Copy all of the material word for word, except for the pictures.

Dataset entries on figures
** Start **

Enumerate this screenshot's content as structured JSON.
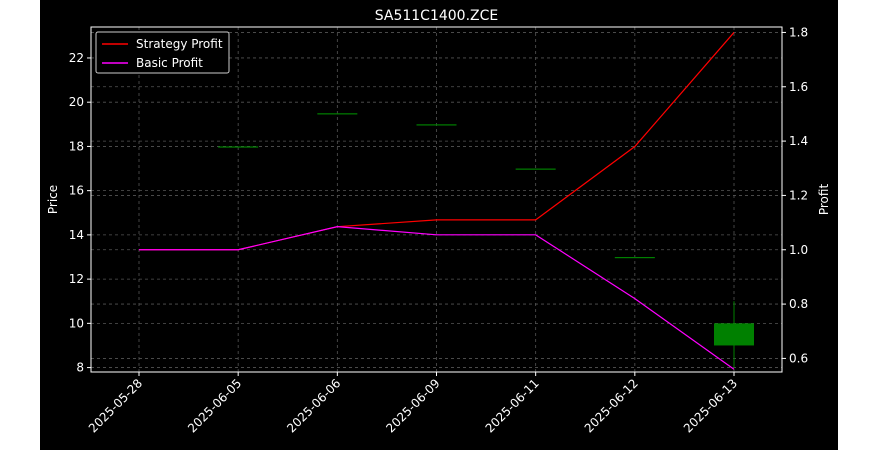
{
  "chart_data": {
    "type": "line",
    "title": "SA511C1400.ZCE",
    "xlabel": "",
    "ylabel": "Price",
    "y2label": "Profit",
    "categories": [
      "2025-05-28",
      "2025-06-05",
      "2025-06-06",
      "2025-06-09",
      "2025-06-11",
      "2025-06-12",
      "2025-06-13"
    ],
    "ylim": [
      7.8,
      23.4
    ],
    "y2lim": [
      0.55,
      1.82
    ],
    "yticks": [
      8,
      10,
      12,
      14,
      16,
      18,
      20,
      22
    ],
    "y2ticks": [
      0.6,
      0.8,
      1.0,
      1.2,
      1.4,
      1.6,
      1.8
    ],
    "grid": true,
    "legend_position": "top-left",
    "candles": [
      {
        "date": "2025-06-05",
        "open": 18.0,
        "close": 18.0,
        "high": 18.0,
        "low": 18.0
      },
      {
        "date": "2025-06-06",
        "open": 19.5,
        "close": 19.5,
        "high": 19.5,
        "low": 19.5
      },
      {
        "date": "2025-06-09",
        "open": 19.0,
        "close": 19.0,
        "high": 19.0,
        "low": 19.0
      },
      {
        "date": "2025-06-11",
        "open": 17.0,
        "close": 17.0,
        "high": 17.0,
        "low": 17.0
      },
      {
        "date": "2025-06-12",
        "open": 13.0,
        "close": 13.0,
        "high": 13.0,
        "low": 13.0
      },
      {
        "date": "2025-06-13",
        "open": 9.0,
        "close": 10.0,
        "high": 11.0,
        "low": 8.0
      }
    ],
    "series": [
      {
        "name": "Strategy Profit",
        "color": "#ff0000",
        "axis": "right",
        "values": [
          1.0,
          1.0,
          1.085,
          1.11,
          1.11,
          1.38,
          1.8
        ]
      },
      {
        "name": "Basic Profit",
        "color": "#ff00ff",
        "axis": "right",
        "values": [
          1.0,
          1.0,
          1.085,
          1.055,
          1.055,
          0.82,
          0.56
        ]
      }
    ],
    "colors": {
      "background": "#000000",
      "axes": "#ffffff",
      "grid": "#555555",
      "candle_up": "#008000",
      "candle_down": "#ff0000"
    }
  }
}
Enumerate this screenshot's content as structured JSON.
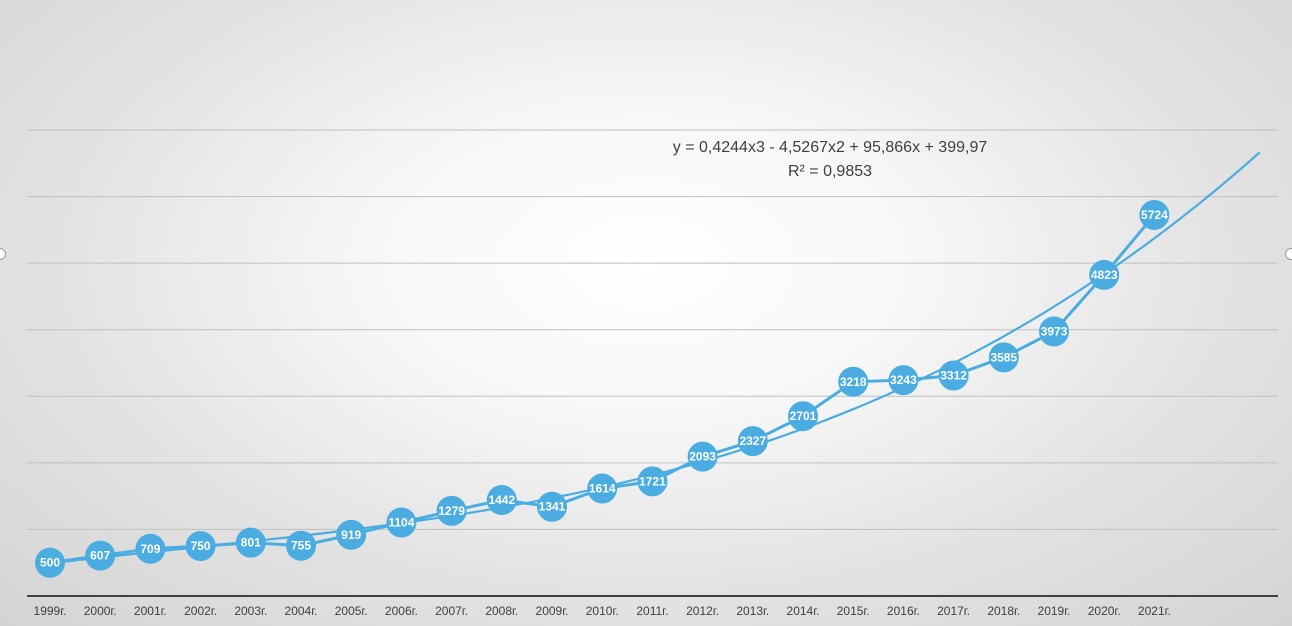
{
  "chart_data": {
    "type": "line",
    "title": "",
    "xlabel": "",
    "ylabel": "",
    "categories": [
      "1999г.",
      "2000г.",
      "2001г.",
      "2002г.",
      "2003г.",
      "2004г.",
      "2005г.",
      "2006г.",
      "2007г.",
      "2008г.",
      "2009г.",
      "2010г.",
      "2011г.",
      "2012г.",
      "2013г.",
      "2014г.",
      "2015г.",
      "2016г.",
      "2017г.",
      "2018г.",
      "2019г.",
      "2020г.",
      "2021г."
    ],
    "series": [
      {
        "values": [
          500,
          607,
          709,
          750,
          801,
          755,
          919,
          1104,
          1279,
          1442,
          1341,
          1614,
          1721,
          2093,
          2327,
          2701,
          3218,
          3243,
          3312,
          3585,
          3973,
          4823,
          5724
        ],
        "point_labels": [
          "500",
          "607",
          "709",
          "750",
          "801",
          "755",
          "919",
          "1104",
          "1279",
          "1442",
          "1341",
          "1614",
          "1721",
          "2093",
          "2327",
          "2701",
          "3218",
          "3243",
          "3312",
          "3585",
          "3973",
          "4823",
          "5724"
        ]
      }
    ],
    "trendline": {
      "type": "polynomial",
      "order": 3,
      "coefficients": [
        0.4244,
        -4.5267,
        95.866,
        399.97
      ],
      "equation": "y = 0,4244x3 - 4,5267x2 + 95,866x + 399,97",
      "r_squared": "R² = 0,9853"
    },
    "ylim": [
      0,
      7000
    ],
    "grid": true,
    "legend": "none",
    "colors": {
      "series": "#4aace0",
      "trendline": "#4aace0",
      "gridline": "#bfbfbf",
      "axis": "#404040",
      "point_label": "#ffffff"
    }
  }
}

** End **

:: Task solution ::
Enumerate this screenshot's content as structured JSON.
{
  "chart_data": {
    "type": "line",
    "title": "SA511C1400.ZCE",
    "xlabel": "",
    "ylabel": "Price",
    "y2label": "Profit",
    "categories": [
      "2025-05-28",
      "2025-06-05",
      "2025-06-06",
      "2025-06-09",
      "2025-06-11",
      "2025-06-12",
      "2025-06-13"
    ],
    "ylim": [
      7.8,
      23.4
    ],
    "y2lim": [
      0.55,
      1.82
    ],
    "yticks": [
      8,
      10,
      12,
      14,
      16,
      18,
      20,
      22
    ],
    "y2ticks": [
      0.6,
      0.8,
      1.0,
      1.2,
      1.4,
      1.6,
      1.8
    ],
    "grid": true,
    "legend_position": "top-left",
    "candles": [
      {
        "date": "2025-06-05",
        "open": 18.0,
        "close": 18.0,
        "high": 18.0,
        "low": 18.0
      },
      {
        "date": "2025-06-06",
        "open": 19.5,
        "close": 19.5,
        "high": 19.5,
        "low": 19.5
      },
      {
        "date": "2025-06-09",
        "open": 19.0,
        "close": 19.0,
        "high": 19.0,
        "low": 19.0
      },
      {
        "date": "2025-06-11",
        "open": 17.0,
        "close": 17.0,
        "high": 17.0,
        "low": 17.0
      },
      {
        "date": "2025-06-12",
        "open": 13.0,
        "close": 13.0,
        "high": 13.0,
        "low": 13.0
      },
      {
        "date": "2025-06-13",
        "open": 9.0,
        "close": 10.0,
        "high": 11.0,
        "low": 8.0
      }
    ],
    "series": [
      {
        "name": "Strategy Profit",
        "color": "#ff0000",
        "axis": "right",
        "values": [
          1.0,
          1.0,
          1.085,
          1.11,
          1.11,
          1.38,
          1.8
        ]
      },
      {
        "name": "Basic Profit",
        "color": "#ff00ff",
        "axis": "right",
        "values": [
          1.0,
          1.0,
          1.085,
          1.055,
          1.055,
          0.82,
          0.56
        ]
      }
    ],
    "colors": {
      "background": "#000000",
      "axes": "#ffffff",
      "grid": "#555555",
      "candle_up": "#008000",
      "candle_down": "#ff0000"
    }
  }
}
Enumerate this screenshot's content as structured JSON.
{
  "chart_data": {
    "type": "line",
    "title": "",
    "xlabel": "",
    "ylabel": "",
    "categories": [
      "1999г.",
      "2000г.",
      "2001г.",
      "2002г.",
      "2003г.",
      "2004г.",
      "2005г.",
      "2006г.",
      "2007г.",
      "2008г.",
      "2009г.",
      "2010г.",
      "2011г.",
      "2012г.",
      "2013г.",
      "2014г.",
      "2015г.",
      "2016г.",
      "2017г.",
      "2018г.",
      "2019г.",
      "2020г.",
      "2021г."
    ],
    "series": [
      {
        "values": [
          500,
          607,
          709,
          750,
          801,
          755,
          919,
          1104,
          1279,
          1442,
          1341,
          1614,
          1721,
          2093,
          2327,
          2701,
          3218,
          3243,
          3312,
          3585,
          3973,
          4823,
          5724
        ],
        "point_labels": [
          "500",
          "607",
          "709",
          "750",
          "801",
          "755",
          "919",
          "1104",
          "1279",
          "1442",
          "1341",
          "1614",
          "1721",
          "2093",
          "2327",
          "2701",
          "3218",
          "3243",
          "3312",
          "3585",
          "3973",
          "4823",
          "5724"
        ]
      }
    ],
    "trendline": {
      "type": "polynomial",
      "order": 3,
      "coefficients": [
        0.4244,
        -4.5267,
        95.866,
        399.97
      ],
      "equation": "y = 0,4244x3 - 4,5267x2 + 95,866x + 399,97",
      "r_squared": "R² = 0,9853"
    },
    "ylim": [
      0,
      7000
    ],
    "grid": true,
    "legend": "none",
    "colors": {
      "series": "#4aace0",
      "trendline": "#4aace0",
      "gridline": "#bfbfbf",
      "axis": "#404040",
      "point_label": "#ffffff"
    }
  }
}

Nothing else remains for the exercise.